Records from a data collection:
-----
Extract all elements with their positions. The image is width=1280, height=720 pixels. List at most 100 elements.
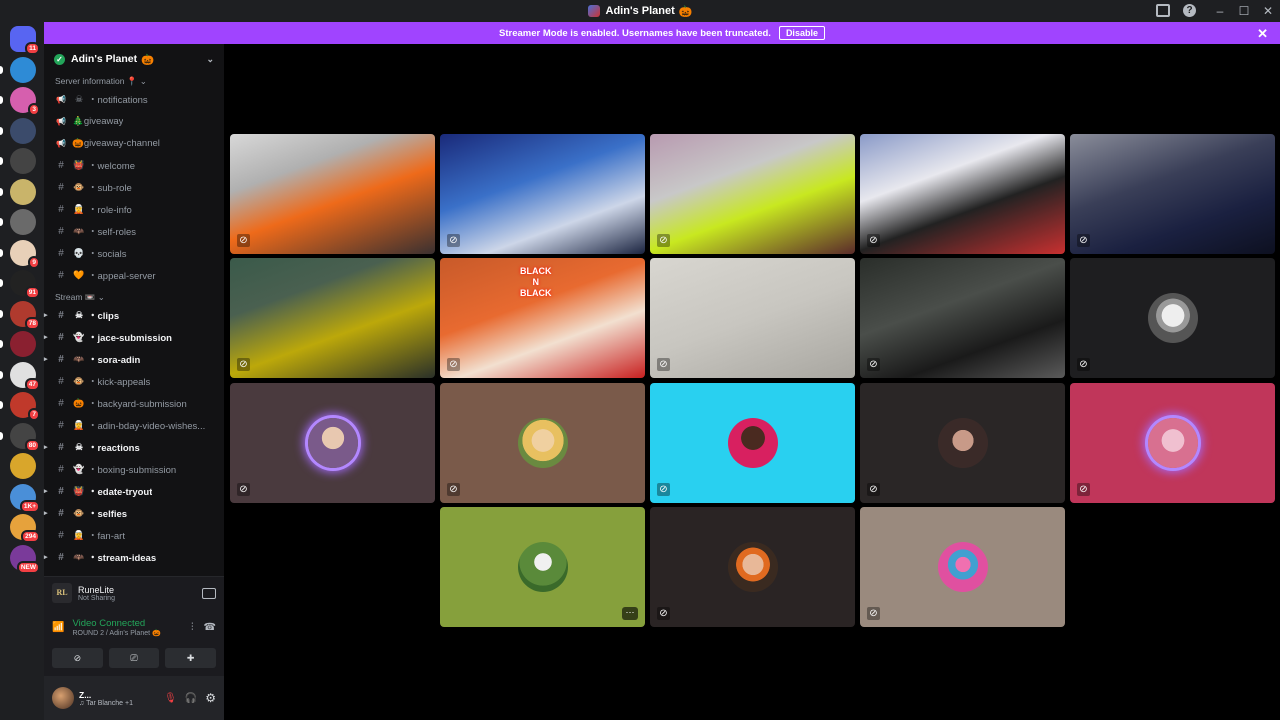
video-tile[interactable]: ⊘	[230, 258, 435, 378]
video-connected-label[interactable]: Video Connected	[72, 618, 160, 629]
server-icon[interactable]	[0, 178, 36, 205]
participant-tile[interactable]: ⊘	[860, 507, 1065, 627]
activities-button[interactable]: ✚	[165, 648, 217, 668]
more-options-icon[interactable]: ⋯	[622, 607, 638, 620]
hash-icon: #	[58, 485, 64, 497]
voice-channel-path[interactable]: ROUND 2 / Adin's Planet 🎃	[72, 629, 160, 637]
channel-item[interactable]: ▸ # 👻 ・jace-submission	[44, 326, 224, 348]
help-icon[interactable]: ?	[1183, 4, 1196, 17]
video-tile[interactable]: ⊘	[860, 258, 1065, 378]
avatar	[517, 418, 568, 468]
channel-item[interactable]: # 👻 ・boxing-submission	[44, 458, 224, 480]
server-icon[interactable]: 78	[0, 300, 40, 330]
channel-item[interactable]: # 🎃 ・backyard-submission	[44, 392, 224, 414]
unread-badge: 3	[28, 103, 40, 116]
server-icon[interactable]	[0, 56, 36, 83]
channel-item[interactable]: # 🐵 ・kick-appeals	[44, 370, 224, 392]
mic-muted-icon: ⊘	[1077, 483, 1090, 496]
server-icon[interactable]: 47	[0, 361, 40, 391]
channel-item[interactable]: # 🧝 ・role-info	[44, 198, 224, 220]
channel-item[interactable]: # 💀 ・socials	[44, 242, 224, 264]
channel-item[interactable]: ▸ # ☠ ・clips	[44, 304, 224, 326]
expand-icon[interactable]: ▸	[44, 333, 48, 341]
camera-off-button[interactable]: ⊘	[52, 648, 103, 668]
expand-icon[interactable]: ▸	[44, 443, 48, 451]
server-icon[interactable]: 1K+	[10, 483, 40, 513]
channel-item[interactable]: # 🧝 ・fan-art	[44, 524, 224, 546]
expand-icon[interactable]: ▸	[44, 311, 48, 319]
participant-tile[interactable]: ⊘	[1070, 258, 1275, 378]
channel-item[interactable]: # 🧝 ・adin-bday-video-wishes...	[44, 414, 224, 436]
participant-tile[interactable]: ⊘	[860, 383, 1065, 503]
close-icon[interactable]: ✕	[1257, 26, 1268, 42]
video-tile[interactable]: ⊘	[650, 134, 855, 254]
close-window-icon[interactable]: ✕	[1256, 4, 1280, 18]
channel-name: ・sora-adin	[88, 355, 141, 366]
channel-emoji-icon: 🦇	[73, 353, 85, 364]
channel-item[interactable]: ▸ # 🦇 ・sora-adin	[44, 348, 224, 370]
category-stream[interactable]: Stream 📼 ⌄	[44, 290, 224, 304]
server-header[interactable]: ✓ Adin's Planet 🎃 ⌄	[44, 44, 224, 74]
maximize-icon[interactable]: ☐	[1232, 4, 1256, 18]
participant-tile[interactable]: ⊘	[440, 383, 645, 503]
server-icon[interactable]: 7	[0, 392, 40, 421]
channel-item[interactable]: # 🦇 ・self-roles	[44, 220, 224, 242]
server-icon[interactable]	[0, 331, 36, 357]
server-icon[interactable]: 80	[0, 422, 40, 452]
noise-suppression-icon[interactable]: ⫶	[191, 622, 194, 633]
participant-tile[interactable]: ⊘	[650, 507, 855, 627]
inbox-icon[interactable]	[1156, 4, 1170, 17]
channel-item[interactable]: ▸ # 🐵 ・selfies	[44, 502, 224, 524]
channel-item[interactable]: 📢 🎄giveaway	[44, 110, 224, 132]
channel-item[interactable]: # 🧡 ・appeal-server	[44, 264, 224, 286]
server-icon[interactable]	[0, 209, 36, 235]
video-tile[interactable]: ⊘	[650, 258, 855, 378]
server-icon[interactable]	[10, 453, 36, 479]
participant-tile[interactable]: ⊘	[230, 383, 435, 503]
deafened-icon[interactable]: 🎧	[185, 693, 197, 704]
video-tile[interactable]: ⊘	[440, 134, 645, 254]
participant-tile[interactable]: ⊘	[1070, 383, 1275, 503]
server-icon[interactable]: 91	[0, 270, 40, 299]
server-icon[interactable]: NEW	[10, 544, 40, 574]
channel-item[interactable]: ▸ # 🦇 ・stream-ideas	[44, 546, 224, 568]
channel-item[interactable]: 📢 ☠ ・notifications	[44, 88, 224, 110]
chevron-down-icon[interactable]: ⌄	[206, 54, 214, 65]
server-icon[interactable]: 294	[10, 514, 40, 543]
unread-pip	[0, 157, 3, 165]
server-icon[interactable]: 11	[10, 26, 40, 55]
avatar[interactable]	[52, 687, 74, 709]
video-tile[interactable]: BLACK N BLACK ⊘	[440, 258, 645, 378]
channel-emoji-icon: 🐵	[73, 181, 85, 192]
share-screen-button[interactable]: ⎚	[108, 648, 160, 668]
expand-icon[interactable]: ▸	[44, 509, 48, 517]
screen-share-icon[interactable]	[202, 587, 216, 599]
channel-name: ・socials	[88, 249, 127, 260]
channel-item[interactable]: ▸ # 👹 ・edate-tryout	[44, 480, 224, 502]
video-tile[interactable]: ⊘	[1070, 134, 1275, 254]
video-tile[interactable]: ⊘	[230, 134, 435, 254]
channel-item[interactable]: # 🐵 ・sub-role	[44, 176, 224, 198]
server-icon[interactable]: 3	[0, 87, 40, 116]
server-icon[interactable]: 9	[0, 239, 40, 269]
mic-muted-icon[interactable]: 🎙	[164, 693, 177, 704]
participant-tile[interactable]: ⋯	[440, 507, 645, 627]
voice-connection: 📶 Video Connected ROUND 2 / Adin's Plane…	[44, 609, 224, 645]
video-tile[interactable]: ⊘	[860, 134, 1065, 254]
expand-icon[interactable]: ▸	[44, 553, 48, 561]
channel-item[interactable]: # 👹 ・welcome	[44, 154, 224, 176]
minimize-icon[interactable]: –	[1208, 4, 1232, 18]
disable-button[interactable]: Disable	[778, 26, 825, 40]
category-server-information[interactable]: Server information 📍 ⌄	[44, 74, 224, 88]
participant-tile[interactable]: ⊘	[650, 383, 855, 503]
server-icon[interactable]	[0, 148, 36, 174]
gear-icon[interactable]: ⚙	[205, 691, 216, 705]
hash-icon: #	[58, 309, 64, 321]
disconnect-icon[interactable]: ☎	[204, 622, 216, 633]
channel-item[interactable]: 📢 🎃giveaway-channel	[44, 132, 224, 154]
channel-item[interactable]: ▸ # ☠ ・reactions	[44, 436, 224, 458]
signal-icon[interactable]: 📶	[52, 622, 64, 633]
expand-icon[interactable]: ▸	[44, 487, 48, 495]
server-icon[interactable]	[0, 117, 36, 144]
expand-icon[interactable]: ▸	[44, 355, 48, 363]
-----
PROBLEM DESCRIPTION:
Please output the rows above exactly as they appear, from the line with "258, 435, 378]" to the line with "26, 1268, 42]", both of those lines included.

ANSWER IN FULL:
video-tile[interactable]: ⊘	[230, 258, 435, 378]
video-connected-label[interactable]: Video Connected	[72, 618, 160, 629]
server-icon[interactable]	[0, 178, 36, 205]
participant-tile[interactable]: ⊘	[860, 507, 1065, 627]
activities-button[interactable]: ✚	[165, 648, 217, 668]
more-options-icon[interactable]: ⋯	[622, 607, 638, 620]
hash-icon: #	[58, 485, 64, 497]
voice-channel-path[interactable]: ROUND 2 / Adin's Planet 🎃	[72, 629, 160, 637]
channel-item[interactable]: ▸ # 👻 ・jace-submission	[44, 326, 224, 348]
help-icon[interactable]: ?	[1183, 4, 1196, 17]
video-tile[interactable]: ⊘	[860, 258, 1065, 378]
avatar	[517, 418, 568, 468]
channel-item[interactable]: # 👻 ・boxing-submission	[44, 458, 224, 480]
server-icon[interactable]: 78	[0, 300, 40, 330]
channel-item[interactable]: # 🎃 ・backyard-submission	[44, 392, 224, 414]
unread-badge: 3	[28, 103, 40, 116]
server-icon[interactable]	[0, 56, 36, 83]
channel-item[interactable]: # 🐵 ・kick-appeals	[44, 370, 224, 392]
mic-muted-icon: ⊘	[1077, 483, 1090, 496]
server-icon[interactable]: 47	[0, 361, 40, 391]
channel-item[interactable]: # 🧝 ・role-info	[44, 198, 224, 220]
channel-item[interactable]: # 💀 ・socials	[44, 242, 224, 264]
channel-item[interactable]: ▸ # ☠ ・clips	[44, 304, 224, 326]
expand-icon[interactable]: ▸	[44, 333, 48, 341]
camera-off-button[interactable]: ⊘	[52, 648, 103, 668]
expand-icon[interactable]: ▸	[44, 443, 48, 451]
server-icon[interactable]: 1K+	[10, 483, 40, 513]
channel-item[interactable]: # 🧝 ・fan-art	[44, 524, 224, 546]
expand-icon[interactable]: ▸	[44, 311, 48, 319]
participant-tile[interactable]: ⊘	[1070, 258, 1275, 378]
channel-item[interactable]: # 🧝 ・adin-bday-video-wishes...	[44, 414, 224, 436]
participant-tile[interactable]: ⊘	[860, 383, 1065, 503]
close-icon[interactable]: ✕	[1257, 26, 1268, 42]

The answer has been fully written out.